[Records excerpted from a collection]
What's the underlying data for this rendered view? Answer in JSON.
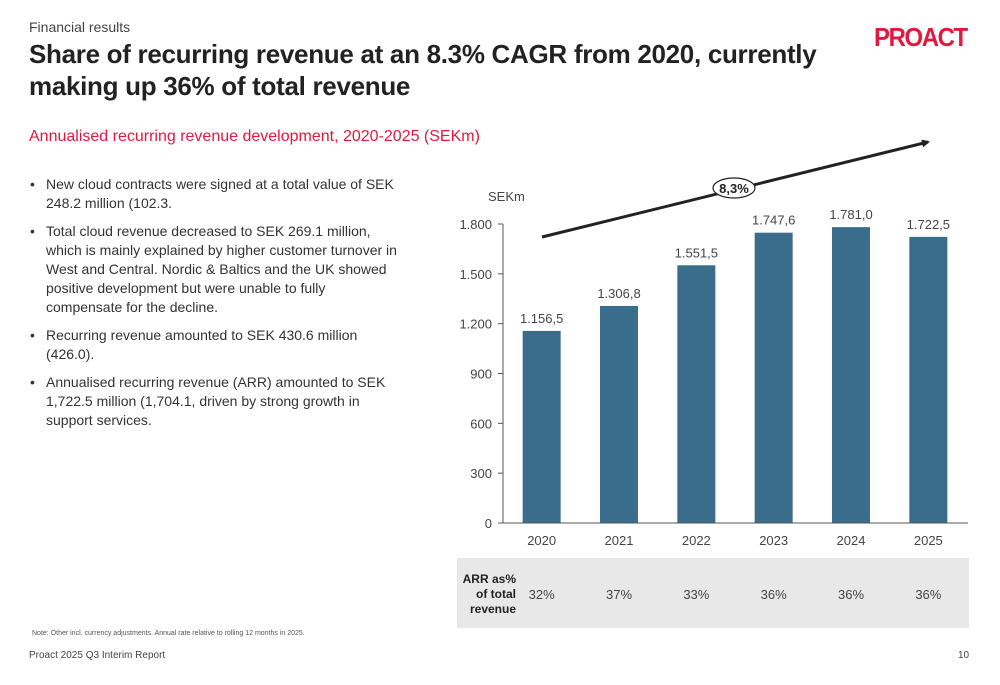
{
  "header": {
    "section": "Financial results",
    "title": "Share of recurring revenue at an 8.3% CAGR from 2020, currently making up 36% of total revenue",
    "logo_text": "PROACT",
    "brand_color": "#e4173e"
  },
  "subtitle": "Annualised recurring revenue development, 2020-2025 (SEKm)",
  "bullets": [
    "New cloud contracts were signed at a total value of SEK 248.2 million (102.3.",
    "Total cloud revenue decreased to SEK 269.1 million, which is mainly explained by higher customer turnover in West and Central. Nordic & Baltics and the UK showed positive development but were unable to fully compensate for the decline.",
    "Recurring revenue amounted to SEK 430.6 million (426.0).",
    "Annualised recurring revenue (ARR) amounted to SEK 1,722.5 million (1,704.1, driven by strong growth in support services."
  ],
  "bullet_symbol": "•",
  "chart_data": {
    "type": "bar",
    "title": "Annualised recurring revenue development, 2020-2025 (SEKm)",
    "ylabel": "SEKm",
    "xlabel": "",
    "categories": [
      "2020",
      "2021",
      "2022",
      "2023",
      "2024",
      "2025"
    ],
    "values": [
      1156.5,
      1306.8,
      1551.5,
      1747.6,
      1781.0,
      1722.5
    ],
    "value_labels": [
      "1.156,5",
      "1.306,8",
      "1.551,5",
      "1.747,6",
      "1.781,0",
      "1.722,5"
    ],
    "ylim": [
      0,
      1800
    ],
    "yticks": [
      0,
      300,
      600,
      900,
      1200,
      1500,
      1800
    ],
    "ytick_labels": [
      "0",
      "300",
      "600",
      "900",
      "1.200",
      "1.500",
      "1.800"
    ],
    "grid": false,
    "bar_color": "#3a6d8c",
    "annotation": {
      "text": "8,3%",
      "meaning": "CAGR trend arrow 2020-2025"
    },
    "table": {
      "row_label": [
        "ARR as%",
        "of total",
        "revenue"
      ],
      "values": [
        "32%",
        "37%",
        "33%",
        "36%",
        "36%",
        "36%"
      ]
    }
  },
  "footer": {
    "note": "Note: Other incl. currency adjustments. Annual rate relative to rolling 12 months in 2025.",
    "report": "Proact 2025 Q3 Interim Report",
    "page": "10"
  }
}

[Problem] Search the listing above for the string "SEKm". Copy every line that contains it.

[Output of the task]
  "subtitle": "Annualised recurring revenue development, 2020-2025 (SEKm)",
    "title": "Annualised recurring revenue development, 2020-2025 (SEKm)",
    "ylabel": "SEKm",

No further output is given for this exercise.